[Begin MATERIAL PROVIDED]
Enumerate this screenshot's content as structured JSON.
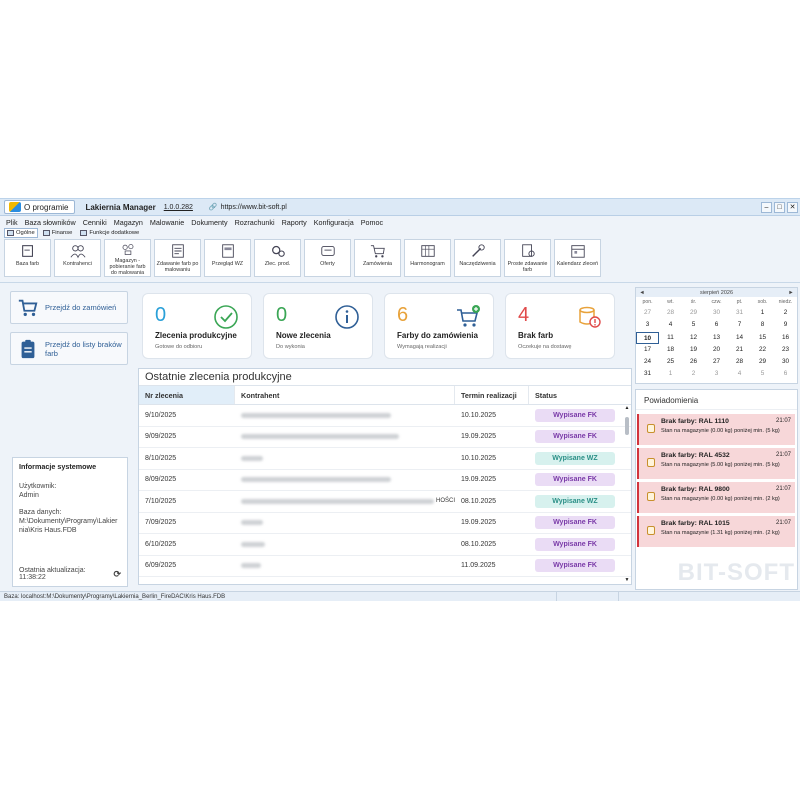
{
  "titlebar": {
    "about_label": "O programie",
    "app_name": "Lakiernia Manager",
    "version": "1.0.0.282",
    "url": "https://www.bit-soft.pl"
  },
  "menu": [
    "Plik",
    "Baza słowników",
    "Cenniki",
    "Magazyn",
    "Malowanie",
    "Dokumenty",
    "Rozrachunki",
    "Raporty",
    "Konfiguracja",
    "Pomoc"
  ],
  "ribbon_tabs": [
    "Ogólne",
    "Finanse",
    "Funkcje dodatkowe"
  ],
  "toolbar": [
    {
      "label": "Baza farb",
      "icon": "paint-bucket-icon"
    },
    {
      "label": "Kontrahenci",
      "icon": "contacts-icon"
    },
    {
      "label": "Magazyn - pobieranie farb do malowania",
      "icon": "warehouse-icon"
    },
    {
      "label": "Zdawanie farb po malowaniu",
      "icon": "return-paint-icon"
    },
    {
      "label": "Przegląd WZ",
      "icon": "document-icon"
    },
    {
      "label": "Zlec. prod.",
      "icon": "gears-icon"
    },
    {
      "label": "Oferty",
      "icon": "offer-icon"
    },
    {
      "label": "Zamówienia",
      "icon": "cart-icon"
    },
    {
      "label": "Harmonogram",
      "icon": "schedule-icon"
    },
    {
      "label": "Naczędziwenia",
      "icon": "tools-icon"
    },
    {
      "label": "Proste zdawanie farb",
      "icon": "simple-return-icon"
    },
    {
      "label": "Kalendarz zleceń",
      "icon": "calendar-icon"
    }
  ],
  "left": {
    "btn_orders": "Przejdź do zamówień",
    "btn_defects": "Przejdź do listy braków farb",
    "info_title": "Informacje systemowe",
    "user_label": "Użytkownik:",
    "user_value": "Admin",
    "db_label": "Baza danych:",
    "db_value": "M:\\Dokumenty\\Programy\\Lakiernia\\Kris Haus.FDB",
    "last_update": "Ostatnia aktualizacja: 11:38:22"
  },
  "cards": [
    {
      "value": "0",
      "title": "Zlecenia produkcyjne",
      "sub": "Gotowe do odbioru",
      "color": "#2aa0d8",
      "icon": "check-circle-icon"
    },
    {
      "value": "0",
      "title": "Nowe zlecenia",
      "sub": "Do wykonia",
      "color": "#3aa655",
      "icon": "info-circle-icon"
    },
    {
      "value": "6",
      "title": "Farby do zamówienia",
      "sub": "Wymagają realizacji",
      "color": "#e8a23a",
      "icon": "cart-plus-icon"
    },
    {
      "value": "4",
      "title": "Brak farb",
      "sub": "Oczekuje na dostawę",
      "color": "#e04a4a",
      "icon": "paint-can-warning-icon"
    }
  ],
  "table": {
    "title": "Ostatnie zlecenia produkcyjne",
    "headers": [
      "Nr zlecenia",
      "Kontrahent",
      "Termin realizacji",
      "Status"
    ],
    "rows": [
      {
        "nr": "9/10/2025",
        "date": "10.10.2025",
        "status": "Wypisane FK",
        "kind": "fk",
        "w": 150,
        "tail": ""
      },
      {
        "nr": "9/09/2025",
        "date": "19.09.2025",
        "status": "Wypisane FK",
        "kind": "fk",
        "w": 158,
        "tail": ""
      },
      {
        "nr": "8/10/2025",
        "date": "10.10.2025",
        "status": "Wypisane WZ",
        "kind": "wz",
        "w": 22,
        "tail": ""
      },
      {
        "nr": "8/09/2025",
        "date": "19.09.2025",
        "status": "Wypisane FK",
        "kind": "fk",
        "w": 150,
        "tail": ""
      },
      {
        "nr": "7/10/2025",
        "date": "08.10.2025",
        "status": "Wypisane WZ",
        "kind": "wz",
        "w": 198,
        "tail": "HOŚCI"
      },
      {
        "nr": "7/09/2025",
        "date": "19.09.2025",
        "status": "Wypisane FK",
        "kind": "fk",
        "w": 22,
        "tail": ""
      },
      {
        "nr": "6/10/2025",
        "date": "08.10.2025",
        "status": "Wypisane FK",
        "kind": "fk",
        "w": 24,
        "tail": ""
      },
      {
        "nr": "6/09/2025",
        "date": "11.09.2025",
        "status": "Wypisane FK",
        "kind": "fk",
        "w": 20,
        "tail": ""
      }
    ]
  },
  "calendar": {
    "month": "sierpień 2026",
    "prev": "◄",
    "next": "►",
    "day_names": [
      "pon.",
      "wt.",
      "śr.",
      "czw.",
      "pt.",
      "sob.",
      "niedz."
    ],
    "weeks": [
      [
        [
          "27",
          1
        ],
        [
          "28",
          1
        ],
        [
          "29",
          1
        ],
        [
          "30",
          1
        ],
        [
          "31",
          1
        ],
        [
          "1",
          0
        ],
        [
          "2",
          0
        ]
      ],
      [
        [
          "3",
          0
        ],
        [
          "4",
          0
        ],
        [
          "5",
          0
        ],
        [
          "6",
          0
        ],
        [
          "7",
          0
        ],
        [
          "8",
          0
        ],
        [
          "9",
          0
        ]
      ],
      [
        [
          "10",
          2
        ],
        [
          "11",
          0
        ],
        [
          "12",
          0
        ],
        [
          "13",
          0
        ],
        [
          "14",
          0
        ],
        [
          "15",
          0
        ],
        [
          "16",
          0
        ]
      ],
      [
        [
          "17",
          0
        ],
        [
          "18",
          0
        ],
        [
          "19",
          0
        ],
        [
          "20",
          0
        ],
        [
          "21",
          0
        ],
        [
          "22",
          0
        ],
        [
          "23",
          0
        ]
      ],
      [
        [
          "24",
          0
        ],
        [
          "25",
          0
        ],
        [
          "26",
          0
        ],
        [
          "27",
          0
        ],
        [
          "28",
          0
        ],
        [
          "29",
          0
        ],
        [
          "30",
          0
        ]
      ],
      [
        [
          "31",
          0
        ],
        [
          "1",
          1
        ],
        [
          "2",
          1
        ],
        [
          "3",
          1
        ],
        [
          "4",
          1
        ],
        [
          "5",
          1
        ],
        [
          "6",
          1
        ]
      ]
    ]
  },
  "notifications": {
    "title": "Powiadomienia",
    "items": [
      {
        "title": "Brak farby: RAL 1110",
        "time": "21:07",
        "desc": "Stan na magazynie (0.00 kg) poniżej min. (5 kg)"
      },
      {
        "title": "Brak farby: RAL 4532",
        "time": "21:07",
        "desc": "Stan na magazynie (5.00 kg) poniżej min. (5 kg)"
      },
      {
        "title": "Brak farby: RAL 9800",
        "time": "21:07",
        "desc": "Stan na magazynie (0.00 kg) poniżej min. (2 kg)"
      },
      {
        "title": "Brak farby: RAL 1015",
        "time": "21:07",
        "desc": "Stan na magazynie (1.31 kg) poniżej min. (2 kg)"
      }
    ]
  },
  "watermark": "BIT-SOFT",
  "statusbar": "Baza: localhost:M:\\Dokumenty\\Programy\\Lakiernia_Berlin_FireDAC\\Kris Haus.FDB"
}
[End MATERIAL PROVIDED]
[Begin MATERIAL PROVIDED]
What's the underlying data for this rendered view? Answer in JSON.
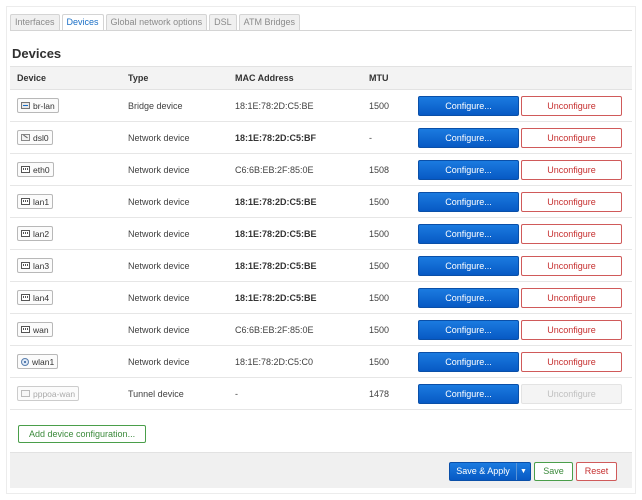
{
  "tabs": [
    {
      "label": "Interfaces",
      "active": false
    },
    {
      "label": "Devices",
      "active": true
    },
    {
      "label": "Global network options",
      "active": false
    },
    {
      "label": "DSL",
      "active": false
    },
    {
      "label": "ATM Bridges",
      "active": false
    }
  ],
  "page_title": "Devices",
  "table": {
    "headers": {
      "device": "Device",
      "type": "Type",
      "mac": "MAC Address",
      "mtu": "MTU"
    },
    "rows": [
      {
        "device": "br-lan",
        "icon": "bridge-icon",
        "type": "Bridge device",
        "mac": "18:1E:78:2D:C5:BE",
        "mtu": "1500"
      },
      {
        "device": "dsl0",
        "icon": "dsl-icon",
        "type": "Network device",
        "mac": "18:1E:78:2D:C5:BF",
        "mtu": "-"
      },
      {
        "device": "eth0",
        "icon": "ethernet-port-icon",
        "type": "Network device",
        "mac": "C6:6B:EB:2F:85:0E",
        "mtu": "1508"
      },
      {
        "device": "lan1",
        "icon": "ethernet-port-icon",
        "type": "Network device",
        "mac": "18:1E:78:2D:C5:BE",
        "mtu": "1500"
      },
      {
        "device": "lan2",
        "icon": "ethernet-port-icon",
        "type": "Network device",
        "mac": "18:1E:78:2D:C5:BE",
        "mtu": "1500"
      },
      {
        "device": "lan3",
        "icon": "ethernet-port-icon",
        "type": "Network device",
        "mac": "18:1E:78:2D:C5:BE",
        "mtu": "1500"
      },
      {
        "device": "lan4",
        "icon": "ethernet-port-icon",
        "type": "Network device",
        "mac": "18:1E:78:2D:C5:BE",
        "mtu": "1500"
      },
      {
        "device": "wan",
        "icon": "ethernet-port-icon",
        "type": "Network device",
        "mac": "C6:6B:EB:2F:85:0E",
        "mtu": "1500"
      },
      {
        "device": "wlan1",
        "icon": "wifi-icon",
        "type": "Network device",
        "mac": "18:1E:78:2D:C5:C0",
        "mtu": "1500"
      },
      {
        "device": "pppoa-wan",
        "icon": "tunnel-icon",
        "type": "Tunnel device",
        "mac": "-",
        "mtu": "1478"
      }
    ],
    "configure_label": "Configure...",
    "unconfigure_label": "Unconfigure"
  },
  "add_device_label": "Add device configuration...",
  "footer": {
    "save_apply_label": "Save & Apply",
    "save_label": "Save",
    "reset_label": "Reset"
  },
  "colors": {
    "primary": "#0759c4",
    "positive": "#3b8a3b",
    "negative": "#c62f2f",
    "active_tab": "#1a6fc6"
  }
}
[End MATERIAL PROVIDED]
EXERCISE: Using the records above, copy each line that contains "Dokumenty".

EXERCISE SOLUTION:
    "Dokumenty",
    "db_value": "M:\\Dokumenty\\Programy\\Lakiernia\\Kris Haus.FDB",
  "statusbar": "Baza: localhost:M:\\Dokumenty\\Programy\\Lakiernia_Berlin_FireDAC\\Kris Haus.FDB"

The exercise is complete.